**WHAT IS ASKED**
Collect every line that includes the string "FÍSICA".

**MATERIAL FOR THIS EXERCISE**
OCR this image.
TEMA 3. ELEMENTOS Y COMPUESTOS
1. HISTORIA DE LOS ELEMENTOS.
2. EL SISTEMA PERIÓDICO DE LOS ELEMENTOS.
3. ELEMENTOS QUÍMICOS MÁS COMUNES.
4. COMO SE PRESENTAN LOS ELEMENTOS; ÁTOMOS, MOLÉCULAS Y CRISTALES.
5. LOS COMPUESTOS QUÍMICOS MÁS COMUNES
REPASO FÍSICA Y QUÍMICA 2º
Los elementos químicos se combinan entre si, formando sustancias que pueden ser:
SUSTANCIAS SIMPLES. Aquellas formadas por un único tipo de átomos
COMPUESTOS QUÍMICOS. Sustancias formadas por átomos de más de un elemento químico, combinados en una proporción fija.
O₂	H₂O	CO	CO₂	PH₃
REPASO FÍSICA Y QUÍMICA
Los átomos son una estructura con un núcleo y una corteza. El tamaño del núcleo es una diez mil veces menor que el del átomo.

...

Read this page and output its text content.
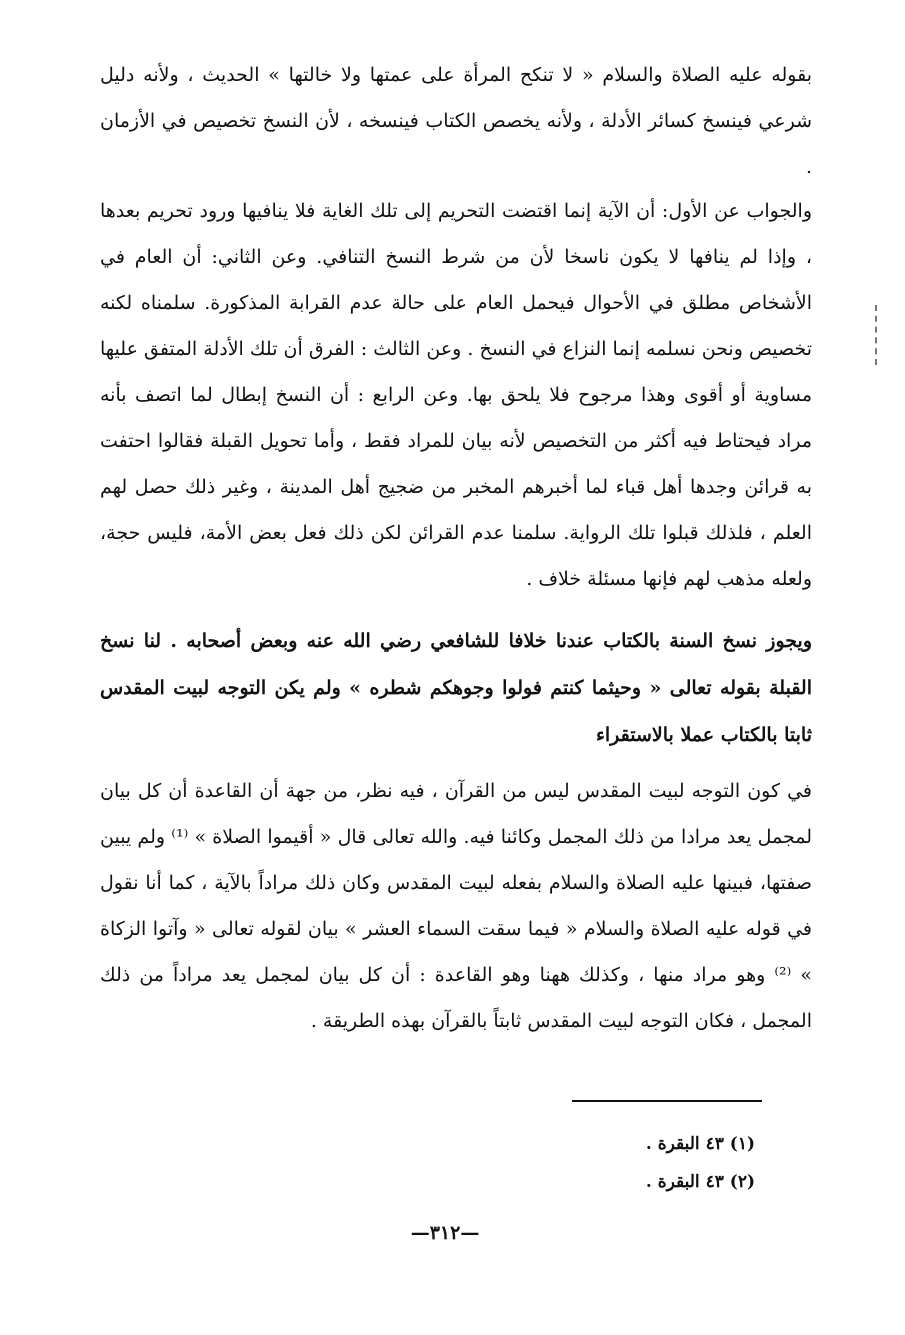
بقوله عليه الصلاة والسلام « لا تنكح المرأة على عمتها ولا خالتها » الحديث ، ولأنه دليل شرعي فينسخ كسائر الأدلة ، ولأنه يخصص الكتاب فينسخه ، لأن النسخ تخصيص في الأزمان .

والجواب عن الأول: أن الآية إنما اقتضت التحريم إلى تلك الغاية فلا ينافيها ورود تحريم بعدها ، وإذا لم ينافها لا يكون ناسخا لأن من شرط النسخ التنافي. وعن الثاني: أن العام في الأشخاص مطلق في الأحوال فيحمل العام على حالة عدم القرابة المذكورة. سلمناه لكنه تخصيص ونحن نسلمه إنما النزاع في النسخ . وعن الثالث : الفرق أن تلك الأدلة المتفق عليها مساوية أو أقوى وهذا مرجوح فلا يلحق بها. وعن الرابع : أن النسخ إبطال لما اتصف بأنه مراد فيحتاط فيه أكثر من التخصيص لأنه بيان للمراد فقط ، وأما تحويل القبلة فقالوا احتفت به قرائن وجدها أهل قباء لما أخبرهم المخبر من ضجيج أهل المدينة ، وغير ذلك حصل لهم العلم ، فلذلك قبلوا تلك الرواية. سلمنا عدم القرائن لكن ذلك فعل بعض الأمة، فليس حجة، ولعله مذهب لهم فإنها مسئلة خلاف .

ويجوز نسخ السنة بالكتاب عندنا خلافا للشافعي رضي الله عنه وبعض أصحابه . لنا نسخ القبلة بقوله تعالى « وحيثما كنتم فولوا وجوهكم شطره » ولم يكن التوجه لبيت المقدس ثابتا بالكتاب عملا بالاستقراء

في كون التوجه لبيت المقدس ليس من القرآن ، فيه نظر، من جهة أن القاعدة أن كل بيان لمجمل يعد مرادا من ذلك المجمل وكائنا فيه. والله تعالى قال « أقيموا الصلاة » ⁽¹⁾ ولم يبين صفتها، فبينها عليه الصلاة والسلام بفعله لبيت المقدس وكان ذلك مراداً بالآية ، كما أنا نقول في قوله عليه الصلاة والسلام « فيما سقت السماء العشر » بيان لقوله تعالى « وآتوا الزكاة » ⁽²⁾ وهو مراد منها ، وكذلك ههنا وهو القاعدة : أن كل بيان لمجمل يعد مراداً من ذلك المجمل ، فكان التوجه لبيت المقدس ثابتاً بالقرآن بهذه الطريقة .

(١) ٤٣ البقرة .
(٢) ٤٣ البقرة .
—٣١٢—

**COMPLETE RESPONSE**
REPASO FÍSICA Y QUÍMICA 2º
REPASO FÍSICA Y QUÍMICA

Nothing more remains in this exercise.